## REQUIRED WORK
Extract every line of the listing below word for word, leaving out the pictures.

## STORED DATA

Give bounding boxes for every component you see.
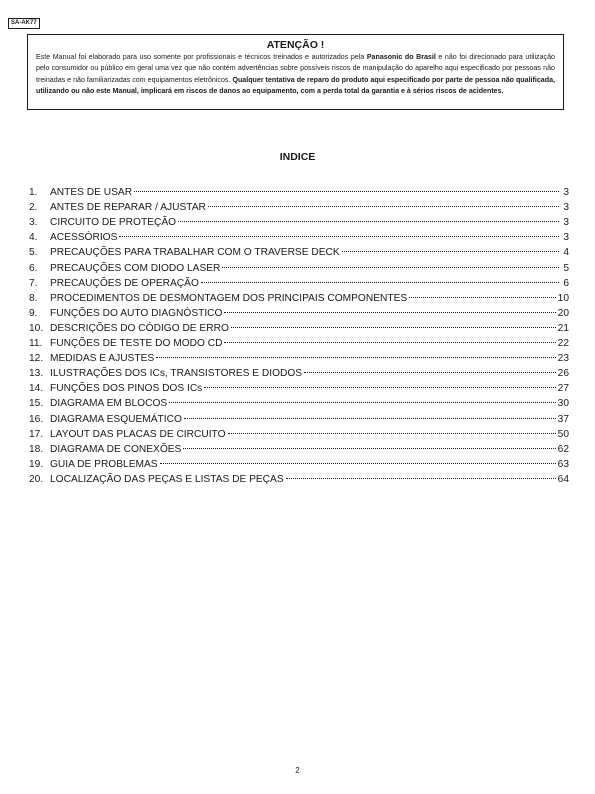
toc-dot-leader: [201, 271, 559, 286]
toc-dot-leader: [160, 452, 556, 467]
toc-dot-leader: [119, 225, 559, 240]
warning-line1-post: e não foi direcionado para utilização pelo consumidor ou público em geral uma vez que não contém advertências sobre possíveis riscos de manipulação do aparelho aqui especificado por pessoas não treinadas e não familiarizadas com equipamentos eletrônicos.: [36, 53, 555, 84]
toc-entry-number: 10.: [29, 322, 44, 334]
toc-entry-number: 8.: [29, 292, 38, 304]
warning-box: [27, 34, 564, 110]
toc-entry-number: 19.: [29, 458, 44, 470]
toc-entry-title: MEDIDAS E AJUSTES: [50, 353, 155, 365]
toc-entry-title: PRECAUÇÕES PARA TRABALHAR COM O TRAVERSE DECK: [50, 247, 340, 259]
toc-entry-page: 6: [563, 277, 569, 289]
toc-dot-leader: [169, 391, 555, 406]
warning-title: ATENÇÃO !: [266, 39, 325, 51]
toc-dot-leader: [178, 210, 559, 225]
toc-entry-title: LOCALIZAÇÃO DAS PEÇAS E LISTAS DE PEÇAS: [50, 473, 284, 485]
toc-dot-leader: [134, 180, 559, 195]
toc-entry-page: 3: [563, 187, 569, 199]
toc-dot-leader: [342, 240, 559, 255]
toc-entry-number: 4.: [29, 232, 38, 244]
toc-entry-number: 2.: [29, 202, 38, 214]
toc-entry[interactable]: [29, 180, 569, 199]
toc-entry-number: 7.: [29, 277, 38, 289]
toc-dot-leader: [156, 346, 555, 361]
toc-entry-title: DIAGRAMA EM BLOCOS: [50, 398, 168, 410]
toc-dot-leader: [183, 437, 555, 452]
toc-entry-page: 23: [557, 353, 569, 365]
toc-entry-page: 27: [557, 383, 569, 395]
page-number: 2: [295, 766, 300, 775]
toc-entry-title: FUNÇÕES DOS PINOS DOS ICs: [50, 383, 203, 395]
toc-entry-number: 3.: [29, 217, 38, 229]
toc-entry-page: 3: [563, 217, 569, 229]
toc-entry-page: 63: [557, 458, 569, 470]
toc-dot-leader: [224, 331, 555, 346]
toc-entry-number: 14.: [29, 383, 44, 395]
toc-entry-number: 5.: [29, 247, 38, 259]
toc-entry-number: 12.: [29, 353, 44, 365]
warning-bold-text: Qualquer tentativa de reparo do produto aqui especificado por parte de pessoa não qualificada, utilizando ou não este Manual, implicará em riscos de danos ao equipamento, com a perda total da garantia e à sérios riscos de acidentes.: [36, 75, 555, 96]
toc-entry-page: 62: [557, 443, 569, 455]
toc-dot-leader: [304, 361, 556, 376]
index-title: INDICE: [279, 151, 316, 163]
toc-dot-leader: [222, 255, 559, 270]
toc-entry-page: 26: [557, 368, 569, 380]
toc-entry-page: 10: [557, 292, 569, 304]
toc-entry-page: 30: [557, 398, 569, 410]
toc-entry-title: CIRCUITO DE PROTEÇÃO: [50, 217, 177, 229]
toc-dot-leader: [409, 286, 555, 301]
toc-dot-leader: [204, 376, 555, 391]
model-label: SA-AK77: [8, 18, 40, 29]
toc-entry-title: FUNÇÕES DO AUTO DIAGNÓSTICO: [50, 307, 223, 319]
warning-text: [36, 52, 555, 98]
toc-entry-page: 64: [557, 473, 569, 485]
toc-dot-leader: [228, 422, 556, 437]
toc-entry-number: 1.: [29, 187, 38, 199]
toc-entry-page: 3: [563, 232, 569, 244]
toc-entry-title: DIAGRAMA ESQUEMÁTICO: [50, 413, 182, 425]
toc-entry-title: LAYOUT DAS PLACAS DE CIRCUITO: [50, 428, 226, 440]
toc-entry-page: 4: [563, 247, 569, 259]
toc-entry-title: ANTES DE USAR: [50, 187, 133, 199]
toc-dot-leader: [208, 195, 559, 210]
table-of-contents: [29, 180, 569, 485]
toc-dot-leader: [224, 301, 555, 316]
toc-entry-title: PROCEDIMENTOS DE DESMONTAGEM DOS PRINCIPAIS COMPONENTES: [50, 292, 408, 304]
toc-entry-page: 50: [557, 428, 569, 440]
toc-entry-title: DESCRIÇÕES DO CÓDIGO DE ERRO: [50, 322, 229, 334]
toc-entry-number: 20.: [29, 473, 44, 485]
toc-entry-number: 11.: [29, 338, 43, 350]
toc-entry-title: ACESSÓRIOS: [50, 232, 118, 244]
toc-entry-title: ANTES DE REPARAR / AJUSTAR: [50, 202, 206, 214]
toc-dot-leader: [231, 316, 556, 331]
toc-entry-number: 6.: [29, 262, 38, 274]
toc-entry-page: 3: [563, 202, 569, 214]
toc-entry-number: 15.: [29, 398, 44, 410]
toc-entry-page: 21: [557, 322, 569, 334]
toc-entry-number: 17.: [29, 428, 44, 440]
toc-entry-title: PRECAUÇÕES COM DIODO LASER: [50, 262, 221, 274]
toc-entry-page: 5: [563, 262, 569, 274]
toc-entry-number: 13.: [29, 368, 44, 380]
toc-entry-number: 16.: [29, 413, 44, 425]
toc-dot-leader: [286, 467, 556, 482]
toc-entry-title: PRECAUÇÕES DE OPERAÇÃO: [50, 277, 199, 289]
toc-entry-title: ILUSTRAÇÕES DOS ICs, TRANSISTORES E DIODOS: [50, 368, 303, 380]
toc-entry-number: 18.: [29, 443, 44, 455]
toc-entry-page: 37: [557, 413, 569, 425]
warning-line1-pre: Este Manual foi elaborado para uso somente por profissionais e técnicos treinados e autorizados pela: [36, 53, 367, 61]
toc-entry-title: GUIA DE PROBLEMAS: [50, 458, 158, 470]
toc-entry-title: FUNÇÕES DE TESTE DO MODO CD: [50, 338, 223, 350]
toc-dot-leader: [184, 406, 556, 421]
warning-brand: Panasonic do Brasil: [366, 53, 436, 61]
toc-entry-title: DIAGRAMA DE CONEXÕES: [50, 443, 182, 455]
toc-entry-number: 9.: [29, 307, 38, 319]
toc-entry-page: 22: [557, 338, 569, 350]
toc-entry-page: 20: [557, 307, 569, 319]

## SOLUTION TO THE EXERCISE
Give bounding boxes for every component you see.
toc-dot-leader: [201, 271, 559, 286]
toc-dot-leader: [160, 452, 556, 467]
toc-dot-leader: [119, 225, 559, 240]
warning-line1-post: e não foi direcionado para utilização pelo consumidor ou público em geral uma vez que não contém advertências sobre possíveis riscos de manipulação do aparelho aqui especificado por pessoas não treinadas e não familiarizadas com equipamentos eletrônicos.: [36, 53, 555, 84]
toc-entry-number: 10.: [29, 322, 44, 334]
toc-entry-number: 8.: [29, 292, 38, 304]
warning-box: [27, 34, 564, 110]
toc-entry-number: 19.: [29, 458, 44, 470]
toc-entry-title: MEDIDAS E AJUSTES: [50, 353, 155, 365]
toc-entry-title: PRECAUÇÕES PARA TRABALHAR COM O TRAVERSE DECK: [50, 247, 340, 259]
toc-entry-page: 6: [563, 277, 569, 289]
toc-dot-leader: [169, 391, 555, 406]
warning-title: ATENÇÃO !: [266, 39, 325, 51]
toc-dot-leader: [178, 210, 559, 225]
toc-entry-title: LOCALIZAÇÃO DAS PEÇAS E LISTAS DE PEÇAS: [50, 473, 284, 485]
toc-dot-leader: [134, 180, 559, 195]
toc-entry-page: 3: [563, 187, 569, 199]
toc-dot-leader: [342, 240, 559, 255]
toc-entry-number: 4.: [29, 232, 38, 244]
toc-entry-number: 2.: [29, 202, 38, 214]
toc-entry[interactable]: [29, 180, 569, 199]
toc-entry-number: 7.: [29, 277, 38, 289]
toc-dot-leader: [156, 346, 555, 361]
toc-entry-title: DIAGRAMA EM BLOCOS: [50, 398, 168, 410]
toc-dot-leader: [183, 437, 555, 452]
toc-entry-page: 23: [557, 353, 569, 365]
toc-entry-page: 27: [557, 383, 569, 395]
page-number: 2: [295, 766, 300, 775]
toc-entry-title: FUNÇÕES DOS PINOS DOS ICs: [50, 383, 203, 395]
toc-entry-number: 3.: [29, 217, 38, 229]
toc-entry-page: 3: [563, 217, 569, 229]
toc-entry-page: 63: [557, 458, 569, 470]
toc-dot-leader: [224, 331, 555, 346]
toc-entry-number: 14.: [29, 383, 44, 395]
toc-entry-number: 5.: [29, 247, 38, 259]
toc-entry-number: 12.: [29, 353, 44, 365]
warning-bold-text: Qualquer tentativa de reparo do produto aqui especificado por parte de pessoa não qualificada, utilizando ou não este Manual, implicará em riscos de danos ao equipamento, com a perda total da garantia e à sérios riscos de acidentes.: [36, 75, 555, 96]
toc-entry-page: 62: [557, 443, 569, 455]
toc-dot-leader: [304, 361, 556, 376]
index-title: INDICE: [279, 151, 316, 163]
toc-dot-leader: [222, 255, 559, 270]
toc-entry-page: 26: [557, 368, 569, 380]
toc-entry-page: 10: [557, 292, 569, 304]
toc-entry-page: 30: [557, 398, 569, 410]
toc-entry-title: CIRCUITO DE PROTEÇÃO: [50, 217, 177, 229]
toc-dot-leader: [409, 286, 555, 301]
toc-dot-leader: [204, 376, 555, 391]
model-label: SA-AK77: [8, 18, 40, 29]
toc-entry-title: FUNÇÕES DO AUTO DIAGNÓSTICO: [50, 307, 223, 319]
warning-text: [36, 52, 555, 98]
toc-entry-page: 64: [557, 473, 569, 485]
toc-dot-leader: [228, 422, 556, 437]
toc-entry-number: 1.: [29, 187, 38, 199]
toc-entry-page: 3: [563, 232, 569, 244]
toc-entry-title: DIAGRAMA ESQUEMÁTICO: [50, 413, 182, 425]
toc-entry-title: LAYOUT DAS PLACAS DE CIRCUITO: [50, 428, 226, 440]
toc-entry-page: 4: [563, 247, 569, 259]
toc-entry-title: ANTES DE USAR: [50, 187, 133, 199]
toc-dot-leader: [208, 195, 559, 210]
table-of-contents: [29, 180, 569, 485]
toc-dot-leader: [224, 301, 555, 316]
toc-entry-title: PROCEDIMENTOS DE DESMONTAGEM DOS PRINCIPAIS COMPONENTES: [50, 292, 408, 304]
toc-entry-page: 50: [557, 428, 569, 440]
toc-entry-title: DESCRIÇÕES DO CÓDIGO DE ERRO: [50, 322, 229, 334]
toc-entry-number: 20.: [29, 473, 44, 485]
toc-entry-number: 11.: [29, 338, 43, 350]
toc-entry-title: ACESSÓRIOS: [50, 232, 118, 244]
toc-entry-title: ANTES DE REPARAR / AJUSTAR: [50, 202, 206, 214]
toc-dot-leader: [231, 316, 556, 331]
toc-entry-number: 6.: [29, 262, 38, 274]
toc-entry-page: 3: [563, 202, 569, 214]
toc-entry-number: 15.: [29, 398, 44, 410]
toc-entry-page: 21: [557, 322, 569, 334]
toc-entry-number: 17.: [29, 428, 44, 440]
toc-entry-title: PRECAUÇÕES COM DIODO LASER: [50, 262, 221, 274]
toc-entry-page: 5: [563, 262, 569, 274]
toc-entry-number: 13.: [29, 368, 44, 380]
toc-entry-number: 16.: [29, 413, 44, 425]
toc-dot-leader: [286, 467, 556, 482]
toc-entry-title: PRECAUÇÕES DE OPERAÇÃO: [50, 277, 199, 289]
toc-entry-title: ILUSTRAÇÕES DOS ICs, TRANSISTORES E DIODOS: [50, 368, 303, 380]
toc-entry-number: 18.: [29, 443, 44, 455]
toc-entry-page: 37: [557, 413, 569, 425]
warning-line1-pre: Este Manual foi elaborado para uso somente por profissionais e técnicos treinados e autorizados pela: [36, 53, 367, 61]
toc-entry-title: GUIA DE PROBLEMAS: [50, 458, 158, 470]
toc-entry-title: FUNÇÕES DE TESTE DO MODO CD: [50, 338, 223, 350]
toc-dot-leader: [184, 406, 556, 421]
warning-brand: Panasonic do Brasil: [366, 53, 436, 61]
toc-entry-title: DIAGRAMA DE CONEXÕES: [50, 443, 182, 455]
toc-entry-number: 9.: [29, 307, 38, 319]
toc-entry-page: 22: [557, 338, 569, 350]
toc-entry-page: 20: [557, 307, 569, 319]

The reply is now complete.